— EXERCISE BRIEF —
Look through the listing below and report how many lines contain "this", as a bare number.
[START LISTING]
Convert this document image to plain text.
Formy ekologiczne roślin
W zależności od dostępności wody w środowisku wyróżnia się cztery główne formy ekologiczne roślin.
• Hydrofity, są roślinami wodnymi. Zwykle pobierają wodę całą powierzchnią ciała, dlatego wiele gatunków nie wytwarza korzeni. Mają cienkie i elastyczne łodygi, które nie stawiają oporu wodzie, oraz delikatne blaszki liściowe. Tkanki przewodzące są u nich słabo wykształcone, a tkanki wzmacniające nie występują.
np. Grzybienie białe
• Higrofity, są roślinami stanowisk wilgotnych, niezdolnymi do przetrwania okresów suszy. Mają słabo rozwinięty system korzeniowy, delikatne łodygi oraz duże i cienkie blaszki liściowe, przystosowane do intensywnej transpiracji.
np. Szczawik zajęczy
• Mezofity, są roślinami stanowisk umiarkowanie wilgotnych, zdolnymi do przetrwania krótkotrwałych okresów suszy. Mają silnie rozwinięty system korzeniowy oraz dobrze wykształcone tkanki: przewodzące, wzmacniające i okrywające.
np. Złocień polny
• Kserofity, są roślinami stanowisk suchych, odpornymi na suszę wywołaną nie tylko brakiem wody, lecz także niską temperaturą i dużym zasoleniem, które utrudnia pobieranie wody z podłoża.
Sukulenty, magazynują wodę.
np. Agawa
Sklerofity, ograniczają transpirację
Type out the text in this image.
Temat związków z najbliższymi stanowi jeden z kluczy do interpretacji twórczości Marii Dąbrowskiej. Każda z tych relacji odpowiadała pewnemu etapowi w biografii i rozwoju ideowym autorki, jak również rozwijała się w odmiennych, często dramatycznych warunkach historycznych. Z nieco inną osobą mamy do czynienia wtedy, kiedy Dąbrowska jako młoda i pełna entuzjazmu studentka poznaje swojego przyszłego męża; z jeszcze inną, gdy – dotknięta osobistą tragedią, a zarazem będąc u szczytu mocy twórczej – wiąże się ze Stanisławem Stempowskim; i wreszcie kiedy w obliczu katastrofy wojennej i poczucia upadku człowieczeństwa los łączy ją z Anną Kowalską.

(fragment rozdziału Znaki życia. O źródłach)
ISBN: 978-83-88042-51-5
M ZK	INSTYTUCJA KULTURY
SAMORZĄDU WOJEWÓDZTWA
[END LISTING]
— FULL SOLUTION —
2